──────── Given records ────────

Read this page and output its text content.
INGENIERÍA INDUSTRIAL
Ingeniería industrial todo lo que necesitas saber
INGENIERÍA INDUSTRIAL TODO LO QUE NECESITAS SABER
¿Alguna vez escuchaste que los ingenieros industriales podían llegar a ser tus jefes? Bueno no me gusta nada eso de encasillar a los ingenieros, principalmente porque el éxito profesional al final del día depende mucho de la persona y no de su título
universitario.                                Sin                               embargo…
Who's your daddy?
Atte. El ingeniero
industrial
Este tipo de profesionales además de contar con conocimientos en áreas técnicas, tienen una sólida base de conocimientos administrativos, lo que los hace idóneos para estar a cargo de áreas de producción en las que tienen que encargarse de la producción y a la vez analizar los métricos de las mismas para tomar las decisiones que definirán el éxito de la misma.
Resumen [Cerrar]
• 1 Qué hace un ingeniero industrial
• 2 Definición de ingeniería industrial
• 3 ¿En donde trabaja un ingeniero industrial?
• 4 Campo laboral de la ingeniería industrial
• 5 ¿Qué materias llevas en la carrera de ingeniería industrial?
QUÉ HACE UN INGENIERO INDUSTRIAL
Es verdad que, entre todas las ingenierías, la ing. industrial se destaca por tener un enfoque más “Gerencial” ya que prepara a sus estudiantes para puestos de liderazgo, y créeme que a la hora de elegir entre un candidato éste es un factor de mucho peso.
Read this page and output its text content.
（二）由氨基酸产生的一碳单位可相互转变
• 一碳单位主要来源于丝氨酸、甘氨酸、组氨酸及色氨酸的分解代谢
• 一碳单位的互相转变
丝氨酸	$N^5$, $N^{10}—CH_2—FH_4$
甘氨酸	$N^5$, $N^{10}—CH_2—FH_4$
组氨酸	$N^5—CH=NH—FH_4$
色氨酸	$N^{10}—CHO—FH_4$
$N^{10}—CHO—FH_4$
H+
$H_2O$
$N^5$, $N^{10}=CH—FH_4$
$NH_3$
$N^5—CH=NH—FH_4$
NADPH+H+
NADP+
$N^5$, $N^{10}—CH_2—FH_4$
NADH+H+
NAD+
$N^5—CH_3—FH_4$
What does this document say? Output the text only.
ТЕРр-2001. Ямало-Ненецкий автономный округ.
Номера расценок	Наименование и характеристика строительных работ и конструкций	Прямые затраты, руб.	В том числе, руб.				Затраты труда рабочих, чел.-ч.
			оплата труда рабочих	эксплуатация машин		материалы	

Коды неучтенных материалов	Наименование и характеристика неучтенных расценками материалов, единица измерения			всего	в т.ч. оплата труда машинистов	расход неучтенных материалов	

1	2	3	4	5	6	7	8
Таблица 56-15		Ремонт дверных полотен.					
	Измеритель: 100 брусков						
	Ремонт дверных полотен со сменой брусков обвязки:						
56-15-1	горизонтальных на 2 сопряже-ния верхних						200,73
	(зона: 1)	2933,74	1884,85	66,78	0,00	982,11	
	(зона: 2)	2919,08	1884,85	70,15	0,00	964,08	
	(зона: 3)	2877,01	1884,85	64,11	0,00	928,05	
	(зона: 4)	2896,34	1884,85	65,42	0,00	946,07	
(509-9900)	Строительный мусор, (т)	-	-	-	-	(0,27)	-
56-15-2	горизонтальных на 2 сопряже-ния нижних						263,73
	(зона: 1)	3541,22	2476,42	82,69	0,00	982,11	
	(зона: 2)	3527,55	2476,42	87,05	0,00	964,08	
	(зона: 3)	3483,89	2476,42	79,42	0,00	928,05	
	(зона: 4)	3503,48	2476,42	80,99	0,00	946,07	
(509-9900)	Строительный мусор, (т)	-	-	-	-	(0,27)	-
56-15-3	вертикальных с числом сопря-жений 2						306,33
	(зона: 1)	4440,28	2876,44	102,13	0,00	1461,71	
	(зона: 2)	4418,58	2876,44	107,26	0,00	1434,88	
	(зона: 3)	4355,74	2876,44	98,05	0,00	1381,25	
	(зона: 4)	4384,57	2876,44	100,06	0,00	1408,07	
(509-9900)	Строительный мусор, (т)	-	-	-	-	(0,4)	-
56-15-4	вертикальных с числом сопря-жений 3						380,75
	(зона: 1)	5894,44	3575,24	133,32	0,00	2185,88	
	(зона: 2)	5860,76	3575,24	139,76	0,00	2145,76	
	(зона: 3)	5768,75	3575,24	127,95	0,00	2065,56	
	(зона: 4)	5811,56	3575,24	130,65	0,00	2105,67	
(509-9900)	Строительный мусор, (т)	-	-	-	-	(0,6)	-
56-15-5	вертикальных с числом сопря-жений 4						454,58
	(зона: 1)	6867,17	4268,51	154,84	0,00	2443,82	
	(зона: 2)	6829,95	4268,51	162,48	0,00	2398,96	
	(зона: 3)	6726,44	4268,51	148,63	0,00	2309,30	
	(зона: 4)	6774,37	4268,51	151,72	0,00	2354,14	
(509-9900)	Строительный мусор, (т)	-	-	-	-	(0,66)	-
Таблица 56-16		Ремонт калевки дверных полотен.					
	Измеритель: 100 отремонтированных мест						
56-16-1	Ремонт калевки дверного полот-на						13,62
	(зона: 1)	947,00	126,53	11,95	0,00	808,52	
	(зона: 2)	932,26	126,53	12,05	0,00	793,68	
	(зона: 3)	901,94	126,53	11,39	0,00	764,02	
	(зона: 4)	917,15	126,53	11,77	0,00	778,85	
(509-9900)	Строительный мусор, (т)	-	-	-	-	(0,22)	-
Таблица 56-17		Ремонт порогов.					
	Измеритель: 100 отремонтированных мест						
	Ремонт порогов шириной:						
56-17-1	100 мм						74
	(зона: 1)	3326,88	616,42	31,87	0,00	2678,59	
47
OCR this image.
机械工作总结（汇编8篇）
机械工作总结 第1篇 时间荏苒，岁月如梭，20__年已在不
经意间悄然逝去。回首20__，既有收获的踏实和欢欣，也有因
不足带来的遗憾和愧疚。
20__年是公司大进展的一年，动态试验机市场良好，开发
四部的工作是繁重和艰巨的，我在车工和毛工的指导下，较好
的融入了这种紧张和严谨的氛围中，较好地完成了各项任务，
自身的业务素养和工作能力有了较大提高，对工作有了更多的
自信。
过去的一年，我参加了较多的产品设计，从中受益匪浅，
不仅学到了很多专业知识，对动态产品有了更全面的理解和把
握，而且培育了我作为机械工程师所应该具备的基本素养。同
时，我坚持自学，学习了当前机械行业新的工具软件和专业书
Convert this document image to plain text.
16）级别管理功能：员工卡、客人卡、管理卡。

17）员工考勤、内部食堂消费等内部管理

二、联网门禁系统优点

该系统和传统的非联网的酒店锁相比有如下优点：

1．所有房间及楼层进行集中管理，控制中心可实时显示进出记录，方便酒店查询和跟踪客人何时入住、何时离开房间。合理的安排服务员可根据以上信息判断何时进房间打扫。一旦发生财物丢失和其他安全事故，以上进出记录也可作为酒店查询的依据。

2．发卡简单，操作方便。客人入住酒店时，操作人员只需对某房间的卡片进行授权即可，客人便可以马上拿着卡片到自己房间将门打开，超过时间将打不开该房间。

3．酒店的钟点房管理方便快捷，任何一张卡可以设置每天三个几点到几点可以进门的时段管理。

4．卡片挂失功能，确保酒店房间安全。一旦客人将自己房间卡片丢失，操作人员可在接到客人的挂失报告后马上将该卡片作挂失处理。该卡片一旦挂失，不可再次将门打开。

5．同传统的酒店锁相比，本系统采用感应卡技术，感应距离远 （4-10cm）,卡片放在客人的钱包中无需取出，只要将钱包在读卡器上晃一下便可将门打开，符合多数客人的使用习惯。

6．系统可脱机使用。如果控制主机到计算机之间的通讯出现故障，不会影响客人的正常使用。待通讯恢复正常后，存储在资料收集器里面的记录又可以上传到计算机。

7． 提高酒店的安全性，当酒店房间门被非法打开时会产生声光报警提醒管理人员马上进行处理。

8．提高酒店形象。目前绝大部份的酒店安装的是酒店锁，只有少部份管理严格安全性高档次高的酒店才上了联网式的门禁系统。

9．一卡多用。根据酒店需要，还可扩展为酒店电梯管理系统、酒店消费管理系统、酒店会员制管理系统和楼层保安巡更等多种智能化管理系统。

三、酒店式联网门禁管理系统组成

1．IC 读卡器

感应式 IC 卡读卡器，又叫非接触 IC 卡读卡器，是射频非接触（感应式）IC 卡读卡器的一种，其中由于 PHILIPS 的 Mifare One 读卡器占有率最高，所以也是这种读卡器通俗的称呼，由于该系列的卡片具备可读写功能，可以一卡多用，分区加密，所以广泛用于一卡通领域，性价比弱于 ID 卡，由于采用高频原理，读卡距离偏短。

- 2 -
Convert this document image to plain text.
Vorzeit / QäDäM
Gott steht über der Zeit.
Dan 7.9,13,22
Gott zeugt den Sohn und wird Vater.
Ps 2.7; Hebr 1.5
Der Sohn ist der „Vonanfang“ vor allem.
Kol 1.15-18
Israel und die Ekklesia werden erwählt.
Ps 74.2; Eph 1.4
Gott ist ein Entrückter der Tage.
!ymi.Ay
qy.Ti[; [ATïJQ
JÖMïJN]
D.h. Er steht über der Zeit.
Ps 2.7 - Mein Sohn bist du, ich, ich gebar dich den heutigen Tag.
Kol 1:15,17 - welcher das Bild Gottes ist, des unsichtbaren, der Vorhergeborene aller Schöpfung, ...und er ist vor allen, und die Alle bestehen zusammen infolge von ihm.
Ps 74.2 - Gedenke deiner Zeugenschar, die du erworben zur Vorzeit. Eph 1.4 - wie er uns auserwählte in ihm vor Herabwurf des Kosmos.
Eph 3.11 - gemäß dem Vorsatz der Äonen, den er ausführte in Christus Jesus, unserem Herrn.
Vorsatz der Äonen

────────

**Request**: In the records above, how many lines contain the word "机械工作总结"? Give the number alone.

**Output of the task**: 2